■ Records to use
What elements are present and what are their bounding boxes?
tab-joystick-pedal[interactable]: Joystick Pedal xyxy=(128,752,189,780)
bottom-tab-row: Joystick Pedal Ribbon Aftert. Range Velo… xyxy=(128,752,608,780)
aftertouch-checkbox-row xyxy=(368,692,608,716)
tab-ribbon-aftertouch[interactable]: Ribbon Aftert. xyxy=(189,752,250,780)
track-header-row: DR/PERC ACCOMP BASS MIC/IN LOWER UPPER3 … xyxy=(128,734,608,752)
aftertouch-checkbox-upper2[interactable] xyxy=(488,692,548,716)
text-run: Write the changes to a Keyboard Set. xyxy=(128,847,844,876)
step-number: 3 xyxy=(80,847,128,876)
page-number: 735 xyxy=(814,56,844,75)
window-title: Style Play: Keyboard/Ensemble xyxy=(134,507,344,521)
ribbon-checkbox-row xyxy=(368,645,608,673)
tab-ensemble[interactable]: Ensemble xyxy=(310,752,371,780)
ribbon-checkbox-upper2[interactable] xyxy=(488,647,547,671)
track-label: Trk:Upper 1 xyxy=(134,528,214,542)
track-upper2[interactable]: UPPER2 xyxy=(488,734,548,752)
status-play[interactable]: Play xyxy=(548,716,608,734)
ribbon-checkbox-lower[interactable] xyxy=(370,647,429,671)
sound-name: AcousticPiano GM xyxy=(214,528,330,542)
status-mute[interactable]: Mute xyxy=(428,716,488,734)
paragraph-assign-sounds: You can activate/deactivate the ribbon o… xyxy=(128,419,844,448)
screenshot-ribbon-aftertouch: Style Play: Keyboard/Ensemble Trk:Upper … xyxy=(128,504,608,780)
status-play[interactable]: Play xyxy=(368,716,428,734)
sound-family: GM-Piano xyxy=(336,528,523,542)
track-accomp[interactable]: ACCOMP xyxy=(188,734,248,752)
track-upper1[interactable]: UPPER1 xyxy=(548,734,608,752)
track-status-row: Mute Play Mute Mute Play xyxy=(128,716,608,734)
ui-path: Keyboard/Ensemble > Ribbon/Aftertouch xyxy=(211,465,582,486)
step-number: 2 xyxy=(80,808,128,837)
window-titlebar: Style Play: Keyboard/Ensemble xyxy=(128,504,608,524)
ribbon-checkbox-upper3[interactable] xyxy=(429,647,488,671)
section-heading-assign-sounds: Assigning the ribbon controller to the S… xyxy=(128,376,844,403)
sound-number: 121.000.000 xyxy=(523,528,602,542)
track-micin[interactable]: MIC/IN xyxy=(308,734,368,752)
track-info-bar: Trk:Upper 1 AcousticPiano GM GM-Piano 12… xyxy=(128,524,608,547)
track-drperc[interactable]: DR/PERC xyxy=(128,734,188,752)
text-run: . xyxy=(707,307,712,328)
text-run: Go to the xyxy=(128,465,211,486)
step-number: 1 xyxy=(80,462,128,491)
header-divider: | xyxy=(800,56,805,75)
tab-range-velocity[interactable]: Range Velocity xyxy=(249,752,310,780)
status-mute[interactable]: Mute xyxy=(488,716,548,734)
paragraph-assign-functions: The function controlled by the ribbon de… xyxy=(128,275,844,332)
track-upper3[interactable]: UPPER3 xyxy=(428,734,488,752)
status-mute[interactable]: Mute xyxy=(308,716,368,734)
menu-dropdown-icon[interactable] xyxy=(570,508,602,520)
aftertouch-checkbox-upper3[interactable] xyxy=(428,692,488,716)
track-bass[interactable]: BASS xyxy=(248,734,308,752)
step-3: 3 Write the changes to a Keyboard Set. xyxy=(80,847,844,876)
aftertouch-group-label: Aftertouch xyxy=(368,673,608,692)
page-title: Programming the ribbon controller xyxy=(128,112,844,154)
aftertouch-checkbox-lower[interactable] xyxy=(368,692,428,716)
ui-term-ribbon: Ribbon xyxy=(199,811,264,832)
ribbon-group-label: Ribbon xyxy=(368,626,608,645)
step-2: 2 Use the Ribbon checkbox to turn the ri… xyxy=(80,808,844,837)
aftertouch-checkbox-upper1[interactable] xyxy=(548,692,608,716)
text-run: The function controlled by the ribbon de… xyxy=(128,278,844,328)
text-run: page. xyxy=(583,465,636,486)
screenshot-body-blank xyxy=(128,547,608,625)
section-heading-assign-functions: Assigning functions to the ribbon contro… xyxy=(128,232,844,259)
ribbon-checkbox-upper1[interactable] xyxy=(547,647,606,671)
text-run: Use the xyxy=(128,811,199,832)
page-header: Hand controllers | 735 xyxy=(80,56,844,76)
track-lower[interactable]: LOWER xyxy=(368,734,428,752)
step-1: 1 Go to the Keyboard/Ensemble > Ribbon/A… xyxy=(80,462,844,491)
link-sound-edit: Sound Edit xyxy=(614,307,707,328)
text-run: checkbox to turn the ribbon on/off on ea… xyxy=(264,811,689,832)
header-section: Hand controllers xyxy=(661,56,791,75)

■ Exercise goal
Copy the rows word for word, from the first line through the line containing "paragraph-assign-sounds: You can", including both.

■ Result
What elements are present and what are their bounding boxes?
tab-joystick-pedal[interactable]: Joystick Pedal xyxy=(128,752,189,780)
bottom-tab-row: Joystick Pedal Ribbon Aftert. Range Velo… xyxy=(128,752,608,780)
aftertouch-checkbox-row xyxy=(368,692,608,716)
tab-ribbon-aftertouch[interactable]: Ribbon Aftert. xyxy=(189,752,250,780)
track-header-row: DR/PERC ACCOMP BASS MIC/IN LOWER UPPER3 … xyxy=(128,734,608,752)
aftertouch-checkbox-upper2[interactable] xyxy=(488,692,548,716)
text-run: Write the changes to a Keyboard Set. xyxy=(128,847,844,876)
step-number: 3 xyxy=(80,847,128,876)
page-number: 735 xyxy=(814,56,844,75)
window-title: Style Play: Keyboard/Ensemble xyxy=(134,507,344,521)
ribbon-checkbox-row xyxy=(368,645,608,673)
tab-ensemble[interactable]: Ensemble xyxy=(310,752,371,780)
ribbon-checkbox-upper2[interactable] xyxy=(488,647,547,671)
track-label: Trk:Upper 1 xyxy=(134,528,214,542)
track-upper2[interactable]: UPPER2 xyxy=(488,734,548,752)
status-play[interactable]: Play xyxy=(548,716,608,734)
ribbon-checkbox-lower[interactable] xyxy=(370,647,429,671)
sound-name: AcousticPiano GM xyxy=(214,528,330,542)
status-mute[interactable]: Mute xyxy=(428,716,488,734)
paragraph-assign-sounds: You can activate/deactivate the ribbon o… xyxy=(128,419,844,448)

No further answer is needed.